[Start]

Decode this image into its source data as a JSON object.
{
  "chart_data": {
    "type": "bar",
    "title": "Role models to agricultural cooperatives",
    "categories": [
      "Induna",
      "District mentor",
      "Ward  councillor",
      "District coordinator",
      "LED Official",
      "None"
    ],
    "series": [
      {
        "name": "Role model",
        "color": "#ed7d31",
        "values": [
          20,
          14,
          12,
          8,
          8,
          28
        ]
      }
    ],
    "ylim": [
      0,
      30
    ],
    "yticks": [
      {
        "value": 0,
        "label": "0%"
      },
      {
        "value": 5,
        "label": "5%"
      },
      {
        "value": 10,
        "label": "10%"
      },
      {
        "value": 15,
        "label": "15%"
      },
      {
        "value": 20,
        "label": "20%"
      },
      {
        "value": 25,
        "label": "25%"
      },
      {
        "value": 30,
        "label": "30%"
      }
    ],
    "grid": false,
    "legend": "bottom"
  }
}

[End]

Restate each record word for word.

Decode this image into its source data as a JSON object.
{
  "chart_data": {
    "type": "bar",
    "title": "Role models to agricultural cooperatives",
    "categories": [
      "Induna",
      "District mentor",
      "Ward  councillor",
      "District coordinator",
      "LED Official",
      "None"
    ],
    "series": [
      {
        "name": "Role model",
        "color": "#ed7d31",
        "values": [
          20,
          14,
          12,
          8,
          8,
          28
        ]
      }
    ],
    "ylim": [
      0,
      30
    ],
    "yticks": [
      {
        "value": 0,
        "label": "0%"
      },
      {
        "value": 5,
        "label": "5%"
      },
      {
        "value": 10,
        "label": "10%"
      },
      {
        "value": 15,
        "label": "15%"
      },
      {
        "value": 20,
        "label": "20%"
      },
      {
        "value": 25,
        "label": "25%"
      },
      {
        "value": 30,
        "label": "30%"
      }
    ],
    "grid": false,
    "legend": "bottom"
  }
}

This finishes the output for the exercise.